▶ _List of tasks_:
A) In the post about probability tree diagrams, what tools were used to build the interactive conditional probability tree diagram?
B) Reproduce everything in the post about probability tree diagrams from "(You can also" down to "highly accurate test.".

▶ _Excerpted text_:

========

Probability Tree Diagram
Click on Tree Image to Use Interactive App
This post will discuss an Interactive Conditional Probability Tree Diagram that I created and how and why to do it.
Conditional Probability and Probability Trees
I include some basic probability theory as part of a Problem Solving Course that I teach to law students. Probability can be a useful skill for law students to learn given that attorneys are often called upon to make decisions in environments of uncertainty.
In teaching my students about Conditional Probability, it is often helpful to create a Conditional Probability Tree diagram like the one pictured above. Probability Tree diagrams can help the students visualize the branching structure of conditional probability.
Probability Tree Diagrams Using D3 and Javascript
To create the interactive conditional probability tree diagram, I used the excellent D3 Data Framework and Javascript.
The diagram automatically computes the relevant conditional probabilities given the input data. It also allows you to change the input probabilities and recompute.
(You can also see an earlier conditional probability tree diagram that I created using the R programming language).
Conditional Probability and Medical Testing
The structure of the tree was inspired by the way Bayes’ Theorem is used in testing for diseases in medicine. When there is a disease with a low prevalence in the population (say, fewer than 1/100 people have the disease), a positive result on a medical test for the disease sometimes produce surprising, counter-intuitive probabilities as to whether the patient actually has the disease even with a positive result on a highly accurate test.
There is a parallel issue in law involving rare evidence and Bayes’ Theorem. Students often find this concept difficult to learn, and the probability tree can aid in comprehension. I will explain this phenomenon further in a future post.
You can click on the “Medical Interpretation” to see a interpretation of the tree along the medical paradigm described.

========

▶ _Dataset excerpts_:
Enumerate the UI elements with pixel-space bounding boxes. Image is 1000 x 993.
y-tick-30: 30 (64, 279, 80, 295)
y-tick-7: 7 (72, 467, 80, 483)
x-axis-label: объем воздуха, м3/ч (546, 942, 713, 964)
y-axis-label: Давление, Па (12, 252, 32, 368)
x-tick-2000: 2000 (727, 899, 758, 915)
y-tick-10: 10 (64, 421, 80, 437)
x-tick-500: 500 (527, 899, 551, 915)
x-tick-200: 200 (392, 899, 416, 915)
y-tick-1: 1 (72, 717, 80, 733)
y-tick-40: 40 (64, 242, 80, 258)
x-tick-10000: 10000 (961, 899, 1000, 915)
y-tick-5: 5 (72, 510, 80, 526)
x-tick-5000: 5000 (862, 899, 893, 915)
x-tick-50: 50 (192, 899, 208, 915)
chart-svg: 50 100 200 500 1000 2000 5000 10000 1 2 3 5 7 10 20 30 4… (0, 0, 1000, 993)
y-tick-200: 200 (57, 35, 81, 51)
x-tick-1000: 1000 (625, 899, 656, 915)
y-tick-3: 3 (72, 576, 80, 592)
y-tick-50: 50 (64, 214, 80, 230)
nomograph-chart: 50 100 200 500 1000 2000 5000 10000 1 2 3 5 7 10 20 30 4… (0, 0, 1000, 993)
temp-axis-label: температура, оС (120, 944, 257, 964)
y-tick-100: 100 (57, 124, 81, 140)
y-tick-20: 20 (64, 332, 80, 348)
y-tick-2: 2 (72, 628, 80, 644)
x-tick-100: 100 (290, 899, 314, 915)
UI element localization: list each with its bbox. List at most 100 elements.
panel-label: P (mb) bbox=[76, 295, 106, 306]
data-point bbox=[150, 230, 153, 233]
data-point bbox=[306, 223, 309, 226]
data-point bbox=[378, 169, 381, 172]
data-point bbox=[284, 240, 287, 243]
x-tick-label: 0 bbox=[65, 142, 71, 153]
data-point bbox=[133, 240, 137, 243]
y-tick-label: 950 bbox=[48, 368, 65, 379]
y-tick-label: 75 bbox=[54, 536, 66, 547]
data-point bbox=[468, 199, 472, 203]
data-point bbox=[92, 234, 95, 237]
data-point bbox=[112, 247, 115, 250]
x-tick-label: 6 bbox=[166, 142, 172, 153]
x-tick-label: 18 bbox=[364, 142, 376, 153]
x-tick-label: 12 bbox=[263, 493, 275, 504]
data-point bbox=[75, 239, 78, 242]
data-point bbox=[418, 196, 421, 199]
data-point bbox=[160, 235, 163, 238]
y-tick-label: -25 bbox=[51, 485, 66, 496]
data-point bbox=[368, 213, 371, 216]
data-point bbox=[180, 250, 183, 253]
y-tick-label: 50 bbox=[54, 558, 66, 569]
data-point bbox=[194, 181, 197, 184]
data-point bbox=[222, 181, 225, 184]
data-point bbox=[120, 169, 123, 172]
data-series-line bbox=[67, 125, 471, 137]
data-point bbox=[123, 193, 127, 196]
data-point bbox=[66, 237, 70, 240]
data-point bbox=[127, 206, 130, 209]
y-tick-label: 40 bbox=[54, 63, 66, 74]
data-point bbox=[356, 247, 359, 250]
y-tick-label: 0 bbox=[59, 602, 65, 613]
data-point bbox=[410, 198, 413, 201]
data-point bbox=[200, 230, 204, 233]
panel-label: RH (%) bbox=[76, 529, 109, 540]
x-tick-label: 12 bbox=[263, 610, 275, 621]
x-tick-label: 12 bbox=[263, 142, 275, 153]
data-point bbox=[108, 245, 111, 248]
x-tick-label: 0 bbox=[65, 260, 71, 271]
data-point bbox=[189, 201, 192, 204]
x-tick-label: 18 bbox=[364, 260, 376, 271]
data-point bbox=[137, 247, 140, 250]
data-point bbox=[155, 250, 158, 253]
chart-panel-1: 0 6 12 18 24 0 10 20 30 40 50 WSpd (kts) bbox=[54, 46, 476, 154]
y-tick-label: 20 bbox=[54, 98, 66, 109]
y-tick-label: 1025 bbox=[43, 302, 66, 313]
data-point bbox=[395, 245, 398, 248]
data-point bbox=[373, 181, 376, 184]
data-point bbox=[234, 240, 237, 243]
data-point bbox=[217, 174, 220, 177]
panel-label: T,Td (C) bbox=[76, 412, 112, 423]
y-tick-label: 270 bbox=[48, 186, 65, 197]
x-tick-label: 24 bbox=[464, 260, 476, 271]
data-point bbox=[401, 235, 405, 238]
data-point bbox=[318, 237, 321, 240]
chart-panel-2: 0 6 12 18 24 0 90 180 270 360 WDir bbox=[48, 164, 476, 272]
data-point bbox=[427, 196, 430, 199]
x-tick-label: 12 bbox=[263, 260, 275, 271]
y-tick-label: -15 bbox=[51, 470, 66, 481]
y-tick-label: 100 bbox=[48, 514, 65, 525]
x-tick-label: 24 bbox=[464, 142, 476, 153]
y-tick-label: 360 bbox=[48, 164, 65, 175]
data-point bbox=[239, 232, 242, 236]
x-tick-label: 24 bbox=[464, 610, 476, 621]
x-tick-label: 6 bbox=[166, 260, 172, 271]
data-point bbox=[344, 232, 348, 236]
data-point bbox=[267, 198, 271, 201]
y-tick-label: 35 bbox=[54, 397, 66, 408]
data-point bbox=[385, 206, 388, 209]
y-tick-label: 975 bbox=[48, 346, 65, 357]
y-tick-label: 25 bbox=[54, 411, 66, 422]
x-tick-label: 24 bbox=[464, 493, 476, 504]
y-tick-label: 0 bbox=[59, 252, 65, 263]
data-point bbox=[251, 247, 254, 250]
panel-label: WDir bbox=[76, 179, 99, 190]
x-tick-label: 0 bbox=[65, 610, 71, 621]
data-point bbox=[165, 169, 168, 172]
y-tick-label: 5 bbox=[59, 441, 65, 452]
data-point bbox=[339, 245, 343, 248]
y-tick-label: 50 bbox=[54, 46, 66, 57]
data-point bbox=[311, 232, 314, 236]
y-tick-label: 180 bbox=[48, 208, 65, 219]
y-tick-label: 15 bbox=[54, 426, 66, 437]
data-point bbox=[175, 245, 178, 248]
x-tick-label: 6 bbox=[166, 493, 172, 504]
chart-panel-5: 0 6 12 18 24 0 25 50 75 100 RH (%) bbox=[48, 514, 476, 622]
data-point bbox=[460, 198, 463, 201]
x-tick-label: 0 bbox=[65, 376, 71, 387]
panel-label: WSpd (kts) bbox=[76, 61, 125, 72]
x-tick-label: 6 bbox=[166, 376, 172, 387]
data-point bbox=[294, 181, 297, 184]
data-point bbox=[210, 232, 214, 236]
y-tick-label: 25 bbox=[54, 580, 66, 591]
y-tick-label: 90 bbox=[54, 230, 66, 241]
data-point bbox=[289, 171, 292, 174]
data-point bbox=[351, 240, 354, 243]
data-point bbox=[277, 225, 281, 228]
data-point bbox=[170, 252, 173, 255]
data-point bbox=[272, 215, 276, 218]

========

▶ _List of solutions_:
A) The D3 Data Framework and Javascript.

B)
(You can also see an earlier conditional probability tree diagram that I created using the R programming language).
Conditional Probability and Medical Testing
The structure of the tree was inspired by the way Bayes’ Theorem is used in testing for diseases in medicine. When there is a disease with a low prevalence in the population (say, fewer than 1/100 people have the disease), a positive result on a medical test for the disease sometimes produce surprising, counter-intuitive probabilities as to whether the patient actually has the disease even with a positive result on a highly accurate test.